(Data records)
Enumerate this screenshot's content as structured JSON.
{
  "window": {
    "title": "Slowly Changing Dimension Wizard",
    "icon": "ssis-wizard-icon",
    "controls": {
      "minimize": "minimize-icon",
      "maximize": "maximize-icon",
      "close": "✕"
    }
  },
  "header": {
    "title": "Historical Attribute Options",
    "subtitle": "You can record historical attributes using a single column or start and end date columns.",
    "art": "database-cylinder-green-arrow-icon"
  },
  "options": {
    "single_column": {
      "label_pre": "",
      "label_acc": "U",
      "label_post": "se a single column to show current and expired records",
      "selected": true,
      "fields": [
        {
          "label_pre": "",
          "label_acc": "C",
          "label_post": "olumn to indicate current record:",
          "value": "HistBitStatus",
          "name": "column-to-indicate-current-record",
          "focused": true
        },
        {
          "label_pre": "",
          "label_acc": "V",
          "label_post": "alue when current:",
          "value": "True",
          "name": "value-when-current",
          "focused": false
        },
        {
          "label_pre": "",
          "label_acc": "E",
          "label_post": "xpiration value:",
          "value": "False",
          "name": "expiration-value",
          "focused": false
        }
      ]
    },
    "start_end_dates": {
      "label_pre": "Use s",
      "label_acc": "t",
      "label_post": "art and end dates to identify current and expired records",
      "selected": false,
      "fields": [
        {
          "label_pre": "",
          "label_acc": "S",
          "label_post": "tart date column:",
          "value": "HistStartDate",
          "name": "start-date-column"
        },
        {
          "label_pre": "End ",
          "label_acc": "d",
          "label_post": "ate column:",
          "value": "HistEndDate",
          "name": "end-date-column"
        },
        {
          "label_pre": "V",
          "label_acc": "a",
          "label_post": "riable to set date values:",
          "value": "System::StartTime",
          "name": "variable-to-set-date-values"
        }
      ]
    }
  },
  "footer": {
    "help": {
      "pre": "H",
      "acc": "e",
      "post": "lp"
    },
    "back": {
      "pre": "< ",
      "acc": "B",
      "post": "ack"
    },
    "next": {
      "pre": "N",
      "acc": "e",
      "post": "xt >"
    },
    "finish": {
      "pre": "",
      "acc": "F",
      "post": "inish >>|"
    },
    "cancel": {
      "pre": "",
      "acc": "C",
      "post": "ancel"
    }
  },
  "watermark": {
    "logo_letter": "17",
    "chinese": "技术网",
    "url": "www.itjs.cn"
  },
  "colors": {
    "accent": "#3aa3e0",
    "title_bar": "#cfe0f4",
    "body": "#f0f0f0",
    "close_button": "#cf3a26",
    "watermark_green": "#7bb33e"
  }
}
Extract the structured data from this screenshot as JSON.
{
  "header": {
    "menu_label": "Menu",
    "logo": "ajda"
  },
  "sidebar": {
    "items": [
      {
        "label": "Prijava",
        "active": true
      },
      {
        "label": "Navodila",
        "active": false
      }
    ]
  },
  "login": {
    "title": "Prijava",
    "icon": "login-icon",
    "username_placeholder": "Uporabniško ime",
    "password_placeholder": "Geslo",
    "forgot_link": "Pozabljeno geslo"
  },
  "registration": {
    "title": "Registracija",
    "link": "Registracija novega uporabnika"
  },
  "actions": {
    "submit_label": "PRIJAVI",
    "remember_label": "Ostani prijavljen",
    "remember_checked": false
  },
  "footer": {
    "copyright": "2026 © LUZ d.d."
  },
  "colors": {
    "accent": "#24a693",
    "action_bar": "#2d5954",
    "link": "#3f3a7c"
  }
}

REQUIRED WORK: Write out every record verbatim.

ANSWER BELOW:
Enumerate this screenshot's content as structured JSON.
{
  "window": {
    "title": "Slowly Changing Dimension Wizard",
    "icon": "ssis-wizard-icon",
    "controls": {
      "minimize": "minimize-icon",
      "maximize": "maximize-icon",
      "close": "✕"
    }
  },
  "header": {
    "title": "Historical Attribute Options",
    "subtitle": "You can record historical attributes using a single column or start and end date columns.",
    "art": "database-cylinder-green-arrow-icon"
  },
  "options": {
    "single_column": {
      "label_pre": "",
      "label_acc": "U",
      "label_post": "se a single column to show current and expired records",
      "selected": true,
      "fields": [
        {
          "label_pre": "",
          "label_acc": "C",
          "label_post": "olumn to indicate current record:",
          "value": "HistBitStatus",
          "name": "column-to-indicate-current-record",
          "focused": true
        },
        {
          "label_pre": "",
          "label_acc": "V",
          "label_post": "alue when current:",
          "value": "True",
          "name": "value-when-current",
          "focused": false
        },
        {
          "label_pre": "",
          "label_acc": "E",
          "label_post": "xpiration value:",
          "value": "False",
          "name": "expiration-value",
          "focused": false
        }
      ]
    },
    "start_end_dates": {
      "label_pre": "Use s",
      "label_acc": "t",
      "label_post": "art and end dates to identify current and expired records",
      "selected": false,
      "fields": [
        {
          "label_pre": "",
          "label_acc": "S",
          "label_post": "tart date column:",
          "value": "HistStartDate",
          "name": "start-date-column"
        },
        {
          "label_pre": "End ",
          "label_acc": "d",
          "label_post": "ate column:",
          "value": "HistEndDate",
          "name": "end-date-column"
        },
        {
          "label_pre": "V",
          "label_acc": "a",
          "label_post": "riable to set date values:",
          "value": "System::StartTime",
          "name": "variable-to-set-date-values"
        }
      ]
    }
  },
  "footer": {
    "help": {
      "pre": "H",
      "acc": "e",
      "post": "lp"
    },
    "back": {
      "pre": "< ",
      "acc": "B",
      "post": "ack"
    },
    "next": {
      "pre": "N",
      "acc": "e",
      "post": "xt >"
    },
    "finish": {
      "pre": "",
      "acc": "F",
      "post": "inish >>|"
    },
    "cancel": {
      "pre": "",
      "acc": "C",
      "post": "ancel"
    }
  },
  "watermark": {
    "logo_letter": "17",
    "chinese": "技术网",
    "url": "www.itjs.cn"
  },
  "colors": {
    "accent": "#3aa3e0",
    "title_bar": "#cfe0f4",
    "body": "#f0f0f0",
    "close_button": "#cf3a26",
    "watermark_green": "#7bb33e"
  }
}
Extract the structured data from this screenshot as JSON.
{
  "header": {
    "menu_label": "Menu",
    "logo": "ajda"
  },
  "sidebar": {
    "items": [
      {
        "label": "Prijava",
        "active": true
      },
      {
        "label": "Navodila",
        "active": false
      }
    ]
  },
  "login": {
    "title": "Prijava",
    "icon": "login-icon",
    "username_placeholder": "Uporabniško ime",
    "password_placeholder": "Geslo",
    "forgot_link": "Pozabljeno geslo"
  },
  "registration": {
    "title": "Registracija",
    "link": "Registracija novega uporabnika"
  },
  "actions": {
    "submit_label": "PRIJAVI",
    "remember_label": "Ostani prijavljen",
    "remember_checked": false
  },
  "footer": {
    "copyright": "2026 © LUZ d.d."
  },
  "colors": {
    "accent": "#24a693",
    "action_bar": "#2d5954",
    "link": "#3f3a7c"
  }
}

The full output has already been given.